▶ **Passage to read**:
================

2.2 Data Quality Assessment

Your Task: Calculate margin of error percentages and create reliability categories.

Requirements: - Calculate MOE percentage: (margin of error / estimate) * 100 - Create reliability categories: - High Confidence: MOE < 5% - Moderate Confidence: MOE 5-10%
- Low Confidence: MOE > 10% - Create a flag for unreliable estimates (MOE > 10%)

Hint: Use mutate() with case_when() for the categories.

# Calculate MOE percentage and reliability categories using mutate()
income_reliability <- county_data %>%
  mutate(
    income_moe_pct = (median_incomeM / median_incomeE) * 100,

    income_reliability = case_when(
      income_moe_pct < 5                     ~ "High Confidence",
      income_moe_pct >= 5 & income_moe_pct <= 10 ~ "Moderate Confidence",
      income_moe_pct > 10                    ~ "Low Confidence"
    ),

    unreliable_income = income_moe_pct > 10
  )

# Create a summary showing count of counties in each reliability category
income_reliability_summary <- income_reliability %>%
  count(income_reliability) %>%
  mutate(
    percent = (n / sum(n)) * 100
  )

income_reliability_summary
# A tibble: 3 × 3
  income_reliability      n percent
  <chr>               <int>   <dbl>
1 High Confidence        42   72.4 
2 Low Confidence          5    8.62
3 Moderate Confidence    11   19.0 
# Hint: use count() and mutate() to add percentages

2.3 High Uncertainty Counties

Your Task: Identify the 5 counties with the highest MOE percentages.

Requirements: - Sort by MOE percentage (highest first) - Select the top 5 counties - Display: county name, median income, margin of error, MOE percentage, reliability category - Format as a professional table using kable()

Hint: Use arrange(), slice(), and select() functions.

# Create table of top 5 counties by MOE percentage
top5_high_uncertainty <- income_reliability %>%
  arrange(desc(income_moe_pct)) %>%
  slice(1:5) %>%
  select(
    county = NAME,
    median_income = median_incomeE,
    margin_of_error = median_incomeM,
    moe_percent = income_moe_pct,
    reliability = income_reliability
  ) %>%
  mutate(
    median_income = scales::dollar(median_income, accuracy = 1),
    margin_of_error = scales::dollar(margin_of_error, accuracy = 1),
    moe_percent = round(moe_percent, 2)
  )

# Format as table with kable() - include appropriate column names and caption
top5_high_uncertainty %>%
  kable(
    col.names = c("County", "Median Household Income", "Margin of Error", "MOE (%)", "Reliability Category"),
    caption = "Top 5 California Counties with the Highest Median Income MOE Percentages (ACS 2022 5-year)"
  )
Top 5 California Counties with the Highest Median Income MOE Percentages (ACS 2022 5-year)

================

▶ **Given problem a**: Write out the part of the R data quality text that begins at the words "Your Task: Identify" and stops after the words "table using kable()".

================

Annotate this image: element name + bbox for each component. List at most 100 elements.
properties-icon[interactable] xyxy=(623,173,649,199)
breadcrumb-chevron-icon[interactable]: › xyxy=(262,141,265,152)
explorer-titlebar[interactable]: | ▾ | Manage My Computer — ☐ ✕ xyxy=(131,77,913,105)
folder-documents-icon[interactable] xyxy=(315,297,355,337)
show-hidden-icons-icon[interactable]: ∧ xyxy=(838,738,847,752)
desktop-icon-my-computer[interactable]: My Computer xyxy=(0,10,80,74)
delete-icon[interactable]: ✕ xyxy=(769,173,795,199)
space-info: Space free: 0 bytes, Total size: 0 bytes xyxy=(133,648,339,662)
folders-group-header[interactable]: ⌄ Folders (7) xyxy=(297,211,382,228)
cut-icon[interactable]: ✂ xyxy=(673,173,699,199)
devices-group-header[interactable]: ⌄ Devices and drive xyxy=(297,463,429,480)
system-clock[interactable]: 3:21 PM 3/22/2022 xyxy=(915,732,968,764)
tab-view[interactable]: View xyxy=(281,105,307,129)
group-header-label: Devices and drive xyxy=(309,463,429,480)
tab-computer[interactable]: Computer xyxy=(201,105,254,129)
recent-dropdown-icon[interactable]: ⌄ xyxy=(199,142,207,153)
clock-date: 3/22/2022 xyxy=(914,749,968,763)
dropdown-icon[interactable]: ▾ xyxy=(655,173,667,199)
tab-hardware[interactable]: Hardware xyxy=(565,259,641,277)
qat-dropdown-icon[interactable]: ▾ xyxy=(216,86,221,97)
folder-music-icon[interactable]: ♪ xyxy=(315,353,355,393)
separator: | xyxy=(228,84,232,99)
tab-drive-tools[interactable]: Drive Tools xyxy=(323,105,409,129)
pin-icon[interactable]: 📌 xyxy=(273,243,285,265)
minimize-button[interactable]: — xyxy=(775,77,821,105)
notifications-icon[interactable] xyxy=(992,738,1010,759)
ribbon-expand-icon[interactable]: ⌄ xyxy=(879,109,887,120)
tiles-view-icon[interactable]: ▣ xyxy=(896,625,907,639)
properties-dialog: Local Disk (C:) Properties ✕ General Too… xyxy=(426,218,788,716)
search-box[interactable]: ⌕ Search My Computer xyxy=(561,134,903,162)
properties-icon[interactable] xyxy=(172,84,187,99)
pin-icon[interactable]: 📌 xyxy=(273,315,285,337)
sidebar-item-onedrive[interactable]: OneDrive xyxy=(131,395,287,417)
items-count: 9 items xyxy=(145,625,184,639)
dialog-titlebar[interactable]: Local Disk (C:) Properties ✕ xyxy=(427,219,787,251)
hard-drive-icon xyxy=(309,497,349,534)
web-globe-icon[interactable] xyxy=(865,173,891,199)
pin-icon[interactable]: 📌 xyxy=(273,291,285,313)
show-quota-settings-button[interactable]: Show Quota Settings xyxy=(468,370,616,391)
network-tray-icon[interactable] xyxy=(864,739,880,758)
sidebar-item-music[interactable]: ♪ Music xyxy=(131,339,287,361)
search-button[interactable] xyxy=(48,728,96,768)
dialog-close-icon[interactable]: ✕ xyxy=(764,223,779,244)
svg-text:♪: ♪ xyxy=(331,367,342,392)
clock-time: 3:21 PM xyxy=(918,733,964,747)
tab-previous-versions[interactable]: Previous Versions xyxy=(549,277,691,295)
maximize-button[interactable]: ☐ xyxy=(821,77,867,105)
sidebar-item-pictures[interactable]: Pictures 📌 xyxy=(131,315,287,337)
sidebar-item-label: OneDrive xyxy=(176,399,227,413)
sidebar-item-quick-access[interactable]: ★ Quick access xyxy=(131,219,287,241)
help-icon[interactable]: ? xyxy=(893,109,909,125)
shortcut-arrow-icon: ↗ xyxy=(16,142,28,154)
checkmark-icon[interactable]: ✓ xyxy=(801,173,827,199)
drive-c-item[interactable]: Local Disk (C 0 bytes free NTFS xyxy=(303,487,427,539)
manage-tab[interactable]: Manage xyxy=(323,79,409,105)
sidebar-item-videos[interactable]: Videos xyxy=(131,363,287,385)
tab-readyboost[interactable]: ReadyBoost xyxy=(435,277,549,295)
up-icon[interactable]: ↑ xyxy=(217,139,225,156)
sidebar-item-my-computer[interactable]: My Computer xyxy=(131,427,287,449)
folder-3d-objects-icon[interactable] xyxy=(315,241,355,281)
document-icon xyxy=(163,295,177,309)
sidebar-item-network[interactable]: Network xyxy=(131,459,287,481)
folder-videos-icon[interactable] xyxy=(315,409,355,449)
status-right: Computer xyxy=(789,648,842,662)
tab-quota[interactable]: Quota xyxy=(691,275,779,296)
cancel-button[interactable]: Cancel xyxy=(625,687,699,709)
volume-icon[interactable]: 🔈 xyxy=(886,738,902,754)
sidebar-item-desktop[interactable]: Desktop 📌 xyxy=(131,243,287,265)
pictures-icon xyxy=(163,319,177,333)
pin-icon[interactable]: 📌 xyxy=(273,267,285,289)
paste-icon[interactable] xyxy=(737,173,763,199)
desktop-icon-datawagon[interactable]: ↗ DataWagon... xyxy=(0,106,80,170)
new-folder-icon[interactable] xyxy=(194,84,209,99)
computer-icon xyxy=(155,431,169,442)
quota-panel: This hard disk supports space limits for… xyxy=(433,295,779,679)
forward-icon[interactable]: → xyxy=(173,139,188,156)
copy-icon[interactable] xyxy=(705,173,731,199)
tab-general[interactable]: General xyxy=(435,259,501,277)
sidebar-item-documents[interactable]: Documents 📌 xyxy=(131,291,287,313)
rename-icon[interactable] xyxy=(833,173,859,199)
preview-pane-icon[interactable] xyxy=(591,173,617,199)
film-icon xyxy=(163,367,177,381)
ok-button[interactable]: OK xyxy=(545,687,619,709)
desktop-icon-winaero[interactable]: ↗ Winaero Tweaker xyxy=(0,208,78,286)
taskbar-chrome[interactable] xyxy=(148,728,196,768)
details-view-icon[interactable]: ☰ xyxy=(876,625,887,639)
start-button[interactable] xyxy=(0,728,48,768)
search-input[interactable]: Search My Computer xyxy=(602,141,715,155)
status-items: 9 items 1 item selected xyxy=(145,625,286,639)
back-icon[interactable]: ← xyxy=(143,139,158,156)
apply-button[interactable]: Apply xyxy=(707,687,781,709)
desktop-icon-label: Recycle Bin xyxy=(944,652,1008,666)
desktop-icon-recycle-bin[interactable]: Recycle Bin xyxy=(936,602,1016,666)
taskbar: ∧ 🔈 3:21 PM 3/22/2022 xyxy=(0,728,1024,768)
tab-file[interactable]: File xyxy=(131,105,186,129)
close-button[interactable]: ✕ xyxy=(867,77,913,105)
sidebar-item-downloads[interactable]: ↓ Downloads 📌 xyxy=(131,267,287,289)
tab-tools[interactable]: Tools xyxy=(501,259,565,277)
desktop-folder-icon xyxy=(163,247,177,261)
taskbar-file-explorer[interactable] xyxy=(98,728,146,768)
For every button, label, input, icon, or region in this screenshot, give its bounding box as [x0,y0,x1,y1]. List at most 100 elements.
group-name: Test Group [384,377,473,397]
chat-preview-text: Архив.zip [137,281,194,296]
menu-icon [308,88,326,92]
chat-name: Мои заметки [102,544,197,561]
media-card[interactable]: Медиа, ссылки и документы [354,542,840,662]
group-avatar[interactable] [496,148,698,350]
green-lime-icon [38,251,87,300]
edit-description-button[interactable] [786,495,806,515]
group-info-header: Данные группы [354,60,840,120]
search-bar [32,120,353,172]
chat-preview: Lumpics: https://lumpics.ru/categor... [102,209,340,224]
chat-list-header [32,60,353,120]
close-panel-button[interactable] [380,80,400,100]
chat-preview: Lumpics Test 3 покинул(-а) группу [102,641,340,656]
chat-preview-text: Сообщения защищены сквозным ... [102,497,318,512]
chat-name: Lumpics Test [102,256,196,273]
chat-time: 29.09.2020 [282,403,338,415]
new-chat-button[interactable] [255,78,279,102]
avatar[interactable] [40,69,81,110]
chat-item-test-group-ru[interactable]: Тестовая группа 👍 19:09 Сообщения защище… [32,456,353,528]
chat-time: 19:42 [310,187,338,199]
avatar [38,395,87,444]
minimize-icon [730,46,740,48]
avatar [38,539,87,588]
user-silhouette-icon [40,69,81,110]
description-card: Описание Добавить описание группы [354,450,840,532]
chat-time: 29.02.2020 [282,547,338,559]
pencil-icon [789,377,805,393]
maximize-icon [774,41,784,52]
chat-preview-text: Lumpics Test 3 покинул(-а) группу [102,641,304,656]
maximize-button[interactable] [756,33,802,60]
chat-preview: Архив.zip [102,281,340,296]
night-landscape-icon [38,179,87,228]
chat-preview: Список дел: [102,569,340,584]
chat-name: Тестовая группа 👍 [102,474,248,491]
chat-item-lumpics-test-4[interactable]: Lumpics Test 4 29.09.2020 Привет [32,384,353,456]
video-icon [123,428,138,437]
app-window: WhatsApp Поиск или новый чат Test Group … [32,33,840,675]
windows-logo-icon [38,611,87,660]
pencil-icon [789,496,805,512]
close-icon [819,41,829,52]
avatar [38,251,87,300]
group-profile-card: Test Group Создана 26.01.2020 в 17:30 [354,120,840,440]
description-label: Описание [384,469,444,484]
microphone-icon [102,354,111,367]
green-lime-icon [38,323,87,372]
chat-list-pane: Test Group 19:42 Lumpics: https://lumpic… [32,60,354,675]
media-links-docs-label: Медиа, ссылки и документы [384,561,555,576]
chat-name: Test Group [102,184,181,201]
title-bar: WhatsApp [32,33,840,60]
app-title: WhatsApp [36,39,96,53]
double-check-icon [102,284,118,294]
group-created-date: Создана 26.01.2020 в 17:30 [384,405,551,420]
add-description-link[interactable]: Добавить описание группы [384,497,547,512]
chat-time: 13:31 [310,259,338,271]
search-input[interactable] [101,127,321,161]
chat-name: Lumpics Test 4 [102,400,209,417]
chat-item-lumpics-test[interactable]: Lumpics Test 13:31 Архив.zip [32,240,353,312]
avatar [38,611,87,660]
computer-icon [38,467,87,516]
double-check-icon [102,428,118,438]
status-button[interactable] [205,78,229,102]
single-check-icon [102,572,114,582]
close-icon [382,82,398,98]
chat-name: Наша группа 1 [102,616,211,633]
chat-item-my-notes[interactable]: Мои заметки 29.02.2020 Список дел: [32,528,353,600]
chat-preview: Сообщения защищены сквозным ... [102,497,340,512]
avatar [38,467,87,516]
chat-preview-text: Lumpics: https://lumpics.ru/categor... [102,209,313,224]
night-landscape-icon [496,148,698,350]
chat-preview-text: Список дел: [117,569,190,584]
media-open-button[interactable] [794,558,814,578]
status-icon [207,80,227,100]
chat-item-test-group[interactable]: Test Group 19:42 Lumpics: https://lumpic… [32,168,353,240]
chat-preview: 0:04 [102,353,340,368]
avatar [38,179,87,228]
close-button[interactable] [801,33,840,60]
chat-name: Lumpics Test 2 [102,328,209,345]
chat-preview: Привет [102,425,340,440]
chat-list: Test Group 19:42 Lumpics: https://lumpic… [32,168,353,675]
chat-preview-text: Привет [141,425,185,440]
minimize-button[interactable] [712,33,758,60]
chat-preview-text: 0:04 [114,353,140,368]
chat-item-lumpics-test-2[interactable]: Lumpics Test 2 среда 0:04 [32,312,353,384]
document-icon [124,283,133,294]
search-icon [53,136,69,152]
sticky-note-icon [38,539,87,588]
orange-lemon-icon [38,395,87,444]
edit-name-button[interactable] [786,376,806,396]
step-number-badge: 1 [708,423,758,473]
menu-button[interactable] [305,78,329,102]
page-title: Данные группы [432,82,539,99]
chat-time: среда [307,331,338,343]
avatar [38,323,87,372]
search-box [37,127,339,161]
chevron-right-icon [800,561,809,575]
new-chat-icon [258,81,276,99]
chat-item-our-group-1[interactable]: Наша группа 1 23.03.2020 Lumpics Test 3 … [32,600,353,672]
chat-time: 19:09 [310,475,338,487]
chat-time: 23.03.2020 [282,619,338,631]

================

▶ **Given problem b**: Give the entries again word for word, starting at the beginning of the entries and stopping after the line that contains "delete-icon[interactable]: ✕ xyxy=(769,173,795,199)".

▶ **Solution a**:
Your Task: Identify the 5 counties with the highest MOE percentages.

Requirements: - Sort by MOE percentage (highest first) - Select the top 5 counties - Display: county name, median income, margin of error, MOE percentage, reliability category - Format as a professional table using kable()

▶ **Solution b**:
Annotate this image: element name + bbox for each component. List at most 100 elements.
properties-icon[interactable] xyxy=(623,173,649,199)
breadcrumb-chevron-icon[interactable]: › xyxy=(262,141,265,152)
explorer-titlebar[interactable]: | ▾ | Manage My Computer — ☐ ✕ xyxy=(131,77,913,105)
folder-documents-icon[interactable] xyxy=(315,297,355,337)
show-hidden-icons-icon[interactable]: ∧ xyxy=(838,738,847,752)
desktop-icon-my-computer[interactable]: My Computer xyxy=(0,10,80,74)
delete-icon[interactable]: ✕ xyxy=(769,173,795,199)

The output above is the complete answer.